— Start LISTED RECORDS —
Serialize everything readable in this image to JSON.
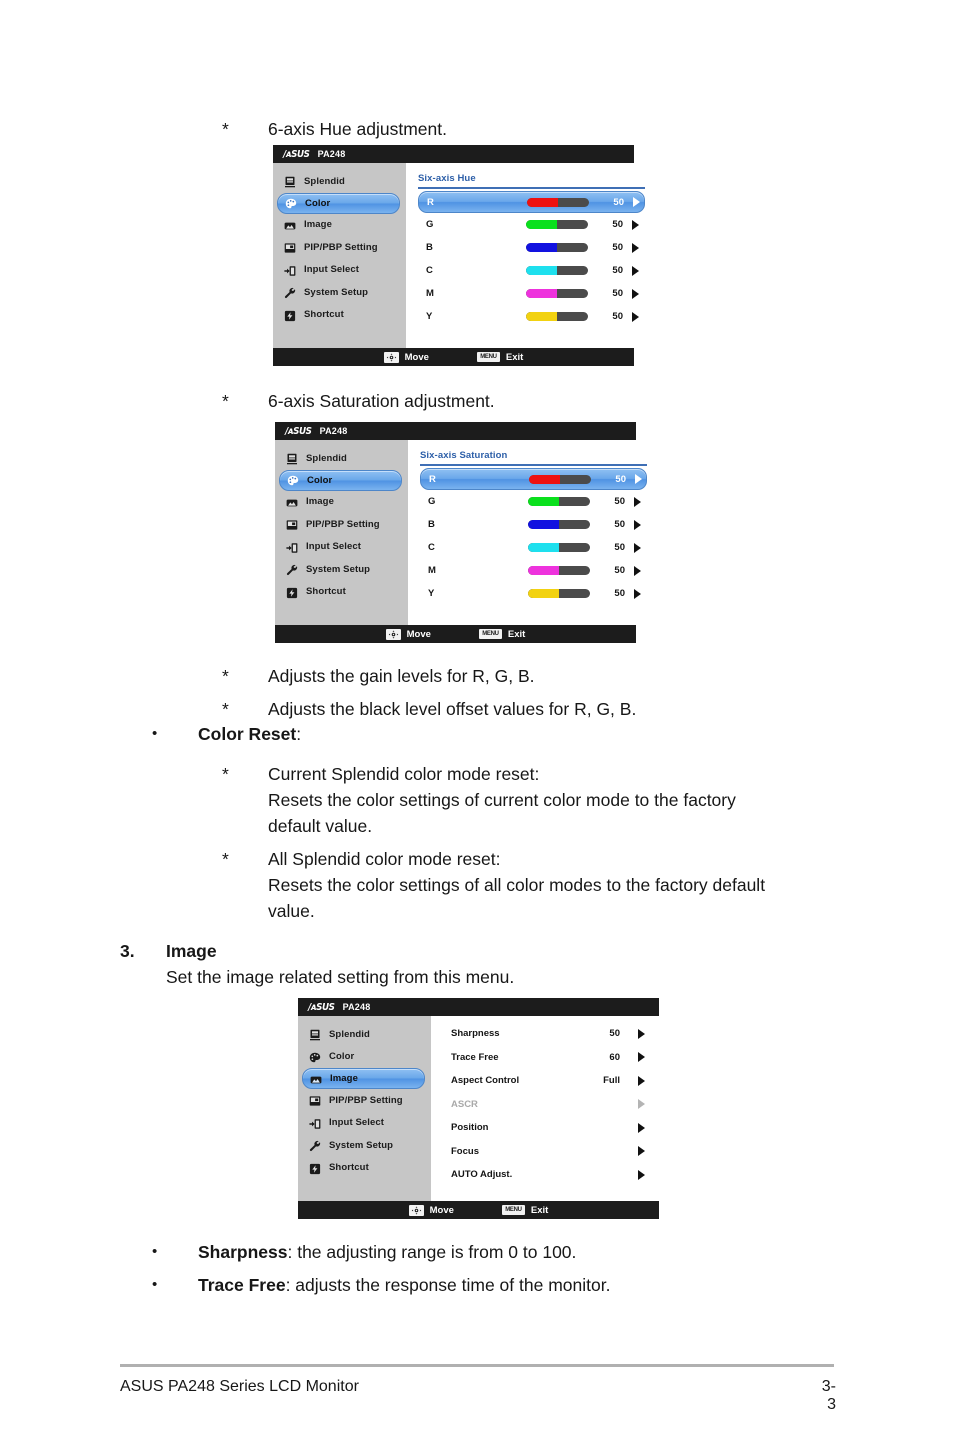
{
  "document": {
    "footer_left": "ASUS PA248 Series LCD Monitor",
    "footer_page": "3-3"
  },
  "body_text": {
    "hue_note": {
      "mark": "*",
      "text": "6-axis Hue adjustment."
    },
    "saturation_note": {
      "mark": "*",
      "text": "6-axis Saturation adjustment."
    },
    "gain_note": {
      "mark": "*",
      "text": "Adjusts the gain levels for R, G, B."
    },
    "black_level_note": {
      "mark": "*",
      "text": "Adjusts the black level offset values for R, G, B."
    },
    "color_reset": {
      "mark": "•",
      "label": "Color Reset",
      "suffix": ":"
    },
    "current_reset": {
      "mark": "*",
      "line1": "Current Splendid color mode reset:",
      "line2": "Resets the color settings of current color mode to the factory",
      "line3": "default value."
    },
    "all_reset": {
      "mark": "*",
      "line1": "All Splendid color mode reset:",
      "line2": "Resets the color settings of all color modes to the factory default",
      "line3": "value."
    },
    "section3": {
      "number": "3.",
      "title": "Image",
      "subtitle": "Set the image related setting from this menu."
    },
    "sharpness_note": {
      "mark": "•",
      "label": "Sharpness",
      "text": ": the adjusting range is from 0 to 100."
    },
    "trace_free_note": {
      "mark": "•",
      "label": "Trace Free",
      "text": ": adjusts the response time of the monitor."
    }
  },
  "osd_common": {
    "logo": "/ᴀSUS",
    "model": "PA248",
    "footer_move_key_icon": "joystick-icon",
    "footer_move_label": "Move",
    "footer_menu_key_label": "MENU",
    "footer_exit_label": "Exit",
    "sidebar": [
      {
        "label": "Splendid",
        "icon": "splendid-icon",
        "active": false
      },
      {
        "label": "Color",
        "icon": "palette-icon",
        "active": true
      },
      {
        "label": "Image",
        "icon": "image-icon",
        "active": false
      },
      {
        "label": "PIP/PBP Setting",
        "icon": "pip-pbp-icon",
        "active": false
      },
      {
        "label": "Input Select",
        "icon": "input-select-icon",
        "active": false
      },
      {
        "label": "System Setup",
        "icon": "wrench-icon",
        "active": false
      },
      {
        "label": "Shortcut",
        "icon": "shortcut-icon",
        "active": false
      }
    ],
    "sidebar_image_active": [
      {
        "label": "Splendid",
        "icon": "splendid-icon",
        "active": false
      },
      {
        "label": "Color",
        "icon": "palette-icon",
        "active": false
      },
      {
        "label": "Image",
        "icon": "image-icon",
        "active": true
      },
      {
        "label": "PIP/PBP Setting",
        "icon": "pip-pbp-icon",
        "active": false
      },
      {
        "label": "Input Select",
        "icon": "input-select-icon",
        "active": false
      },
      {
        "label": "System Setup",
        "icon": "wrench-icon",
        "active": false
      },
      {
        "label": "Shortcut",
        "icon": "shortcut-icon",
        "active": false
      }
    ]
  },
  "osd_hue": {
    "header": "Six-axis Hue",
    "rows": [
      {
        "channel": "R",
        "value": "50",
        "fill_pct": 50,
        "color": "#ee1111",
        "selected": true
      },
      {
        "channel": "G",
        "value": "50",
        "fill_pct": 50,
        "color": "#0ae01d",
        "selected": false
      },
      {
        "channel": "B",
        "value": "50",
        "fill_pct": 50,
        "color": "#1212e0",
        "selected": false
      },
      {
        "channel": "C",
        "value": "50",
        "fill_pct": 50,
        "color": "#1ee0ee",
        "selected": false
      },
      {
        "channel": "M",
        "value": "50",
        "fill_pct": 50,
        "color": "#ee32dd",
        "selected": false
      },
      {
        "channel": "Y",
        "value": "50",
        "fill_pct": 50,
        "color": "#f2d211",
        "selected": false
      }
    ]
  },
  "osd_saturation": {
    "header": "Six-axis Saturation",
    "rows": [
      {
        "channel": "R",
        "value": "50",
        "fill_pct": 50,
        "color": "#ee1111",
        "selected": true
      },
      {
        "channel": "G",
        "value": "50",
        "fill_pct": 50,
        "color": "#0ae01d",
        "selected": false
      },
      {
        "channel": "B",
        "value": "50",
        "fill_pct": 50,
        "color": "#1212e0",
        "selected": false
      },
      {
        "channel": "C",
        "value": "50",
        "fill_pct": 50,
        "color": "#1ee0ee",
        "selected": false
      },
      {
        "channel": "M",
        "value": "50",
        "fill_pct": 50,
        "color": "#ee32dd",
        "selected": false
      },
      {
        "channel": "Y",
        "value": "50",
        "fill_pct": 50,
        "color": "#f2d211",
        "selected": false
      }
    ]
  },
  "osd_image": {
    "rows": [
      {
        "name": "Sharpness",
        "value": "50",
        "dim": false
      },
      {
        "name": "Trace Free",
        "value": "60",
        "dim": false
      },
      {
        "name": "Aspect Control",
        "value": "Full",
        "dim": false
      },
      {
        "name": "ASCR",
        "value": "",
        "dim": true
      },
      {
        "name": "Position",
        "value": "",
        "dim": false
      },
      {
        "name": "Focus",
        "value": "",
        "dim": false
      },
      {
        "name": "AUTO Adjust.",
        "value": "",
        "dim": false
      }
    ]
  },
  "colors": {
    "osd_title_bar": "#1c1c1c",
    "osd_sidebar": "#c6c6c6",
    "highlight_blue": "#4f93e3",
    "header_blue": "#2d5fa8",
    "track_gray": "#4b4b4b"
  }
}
— End LISTED RECORDS —
▸ **PROBLEM TO WORK ON**:
Do not include images; quote all of the entries above exactly.

▸ **OUTPUT BELOW**:
Serialize everything readable in this image to JSON.
{
  "document": {
    "footer_left": "ASUS PA248 Series LCD Monitor",
    "footer_page": "3-3"
  },
  "body_text": {
    "hue_note": {
      "mark": "*",
      "text": "6-axis Hue adjustment."
    },
    "saturation_note": {
      "mark": "*",
      "text": "6-axis Saturation adjustment."
    },
    "gain_note": {
      "mark": "*",
      "text": "Adjusts the gain levels for R, G, B."
    },
    "black_level_note": {
      "mark": "*",
      "text": "Adjusts the black level offset values for R, G, B."
    },
    "color_reset": {
      "mark": "•",
      "label": "Color Reset",
      "suffix": ":"
    },
    "current_reset": {
      "mark": "*",
      "line1": "Current Splendid color mode reset:",
      "line2": "Resets the color settings of current color mode to the factory",
      "line3": "default value."
    },
    "all_reset": {
      "mark": "*",
      "line1": "All Splendid color mode reset:",
      "line2": "Resets the color settings of all color modes to the factory default",
      "line3": "value."
    },
    "section3": {
      "number": "3.",
      "title": "Image",
      "subtitle": "Set the image related setting from this menu."
    },
    "sharpness_note": {
      "mark": "•",
      "label": "Sharpness",
      "text": ": the adjusting range is from 0 to 100."
    },
    "trace_free_note": {
      "mark": "•",
      "label": "Trace Free",
      "text": ": adjusts the response time of the monitor."
    }
  },
  "osd_common": {
    "logo": "/ᴀSUS",
    "model": "PA248",
    "footer_move_key_icon": "joystick-icon",
    "footer_move_label": "Move",
    "footer_menu_key_label": "MENU",
    "footer_exit_label": "Exit",
    "sidebar": [
      {
        "label": "Splendid",
        "icon": "splendid-icon",
        "active": false
      },
      {
        "label": "Color",
        "icon": "palette-icon",
        "active": true
      },
      {
        "label": "Image",
        "icon": "image-icon",
        "active": false
      },
      {
        "label": "PIP/PBP Setting",
        "icon": "pip-pbp-icon",
        "active": false
      },
      {
        "label": "Input Select",
        "icon": "input-select-icon",
        "active": false
      },
      {
        "label": "System Setup",
        "icon": "wrench-icon",
        "active": false
      },
      {
        "label": "Shortcut",
        "icon": "shortcut-icon",
        "active": false
      }
    ],
    "sidebar_image_active": [
      {
        "label": "Splendid",
        "icon": "splendid-icon",
        "active": false
      },
      {
        "label": "Color",
        "icon": "palette-icon",
        "active": false
      },
      {
        "label": "Image",
        "icon": "image-icon",
        "active": true
      },
      {
        "label": "PIP/PBP Setting",
        "icon": "pip-pbp-icon",
        "active": false
      },
      {
        "label": "Input Select",
        "icon": "input-select-icon",
        "active": false
      },
      {
        "label": "System Setup",
        "icon": "wrench-icon",
        "active": false
      },
      {
        "label": "Shortcut",
        "icon": "shortcut-icon",
        "active": false
      }
    ]
  },
  "osd_hue": {
    "header": "Six-axis Hue",
    "rows": [
      {
        "channel": "R",
        "value": "50",
        "fill_pct": 50,
        "color": "#ee1111",
        "selected": true
      },
      {
        "channel": "G",
        "value": "50",
        "fill_pct": 50,
        "color": "#0ae01d",
        "selected": false
      },
      {
        "channel": "B",
        "value": "50",
        "fill_pct": 50,
        "color": "#1212e0",
        "selected": false
      },
      {
        "channel": "C",
        "value": "50",
        "fill_pct": 50,
        "color": "#1ee0ee",
        "selected": false
      },
      {
        "channel": "M",
        "value": "50",
        "fill_pct": 50,
        "color": "#ee32dd",
        "selected": false
      },
      {
        "channel": "Y",
        "value": "50",
        "fill_pct": 50,
        "color": "#f2d211",
        "selected": false
      }
    ]
  },
  "osd_saturation": {
    "header": "Six-axis Saturation",
    "rows": [
      {
        "channel": "R",
        "value": "50",
        "fill_pct": 50,
        "color": "#ee1111",
        "selected": true
      },
      {
        "channel": "G",
        "value": "50",
        "fill_pct": 50,
        "color": "#0ae01d",
        "selected": false
      },
      {
        "channel": "B",
        "value": "50",
        "fill_pct": 50,
        "color": "#1212e0",
        "selected": false
      },
      {
        "channel": "C",
        "value": "50",
        "fill_pct": 50,
        "color": "#1ee0ee",
        "selected": false
      },
      {
        "channel": "M",
        "value": "50",
        "fill_pct": 50,
        "color": "#ee32dd",
        "selected": false
      },
      {
        "channel": "Y",
        "value": "50",
        "fill_pct": 50,
        "color": "#f2d211",
        "selected": false
      }
    ]
  },
  "osd_image": {
    "rows": [
      {
        "name": "Sharpness",
        "value": "50",
        "dim": false
      },
      {
        "name": "Trace Free",
        "value": "60",
        "dim": false
      },
      {
        "name": "Aspect Control",
        "value": "Full",
        "dim": false
      },
      {
        "name": "ASCR",
        "value": "",
        "dim": true
      },
      {
        "name": "Position",
        "value": "",
        "dim": false
      },
      {
        "name": "Focus",
        "value": "",
        "dim": false
      },
      {
        "name": "AUTO Adjust.",
        "value": "",
        "dim": false
      }
    ]
  },
  "colors": {
    "osd_title_bar": "#1c1c1c",
    "osd_sidebar": "#c6c6c6",
    "highlight_blue": "#4f93e3",
    "header_blue": "#2d5fa8",
    "track_gray": "#4b4b4b"
  }
}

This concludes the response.